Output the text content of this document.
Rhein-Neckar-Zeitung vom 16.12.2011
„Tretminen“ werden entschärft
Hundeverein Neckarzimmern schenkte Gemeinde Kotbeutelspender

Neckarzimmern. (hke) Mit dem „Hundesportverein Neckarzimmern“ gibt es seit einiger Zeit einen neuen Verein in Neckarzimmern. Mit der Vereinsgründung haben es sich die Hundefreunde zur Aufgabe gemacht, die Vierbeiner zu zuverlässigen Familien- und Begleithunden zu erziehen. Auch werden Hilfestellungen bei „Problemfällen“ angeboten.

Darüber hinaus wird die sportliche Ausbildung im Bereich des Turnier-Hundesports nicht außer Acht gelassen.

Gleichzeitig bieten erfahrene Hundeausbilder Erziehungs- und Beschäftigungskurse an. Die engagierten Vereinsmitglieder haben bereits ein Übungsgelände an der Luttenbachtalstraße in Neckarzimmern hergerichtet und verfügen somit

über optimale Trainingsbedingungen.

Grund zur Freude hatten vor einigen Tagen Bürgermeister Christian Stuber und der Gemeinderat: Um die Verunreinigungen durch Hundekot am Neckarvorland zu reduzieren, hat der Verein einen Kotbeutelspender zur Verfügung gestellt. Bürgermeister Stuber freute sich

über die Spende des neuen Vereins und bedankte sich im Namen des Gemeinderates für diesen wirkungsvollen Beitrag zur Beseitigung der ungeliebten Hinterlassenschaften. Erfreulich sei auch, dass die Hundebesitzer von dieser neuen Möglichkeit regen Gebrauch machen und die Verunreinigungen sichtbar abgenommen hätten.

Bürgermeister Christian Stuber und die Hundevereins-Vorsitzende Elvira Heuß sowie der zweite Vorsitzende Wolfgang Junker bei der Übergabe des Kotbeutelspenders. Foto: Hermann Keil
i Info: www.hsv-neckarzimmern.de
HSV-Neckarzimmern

· · ·

**Work to be completed:** Once more and in full, please write out the listing above exactly.

**Response area:**
Output the text content of this document.
Rhein-Neckar-Zeitung vom 16.12.2011
„Tretminen“ werden entschärft
Hundeverein Neckarzimmern schenkte Gemeinde Kotbeutelspender

Neckarzimmern. (hke) Mit dem „Hundesportverein Neckarzimmern“ gibt es seit einiger Zeit einen neuen Verein in Neckarzimmern. Mit der Vereinsgründung haben es sich die Hundefreunde zur Aufgabe gemacht, die Vierbeiner zu zuverlässigen Familien- und Begleithunden zu erziehen. Auch werden Hilfestellungen bei „Problemfällen“ angeboten.

Darüber hinaus wird die sportliche Ausbildung im Bereich des Turnier-Hundesports nicht außer Acht gelassen.

Gleichzeitig bieten erfahrene Hundeausbilder Erziehungs- und Beschäftigungskurse an. Die engagierten Vereinsmitglieder haben bereits ein Übungsgelände an der Luttenbachtalstraße in Neckarzimmern hergerichtet und verfügen somit

über optimale Trainingsbedingungen.

Grund zur Freude hatten vor einigen Tagen Bürgermeister Christian Stuber und der Gemeinderat: Um die Verunreinigungen durch Hundekot am Neckarvorland zu reduzieren, hat der Verein einen Kotbeutelspender zur Verfügung gestellt. Bürgermeister Stuber freute sich

über die Spende des neuen Vereins und bedankte sich im Namen des Gemeinderates für diesen wirkungsvollen Beitrag zur Beseitigung der ungeliebten Hinterlassenschaften. Erfreulich sei auch, dass die Hundebesitzer von dieser neuen Möglichkeit regen Gebrauch machen und die Verunreinigungen sichtbar abgenommen hätten.

Bürgermeister Christian Stuber und die Hundevereins-Vorsitzende Elvira Heuß sowie der zweite Vorsitzende Wolfgang Junker bei der Übergabe des Kotbeutelspenders. Foto: Hermann Keil
i Info: www.hsv-neckarzimmern.de
HSV-Neckarzimmern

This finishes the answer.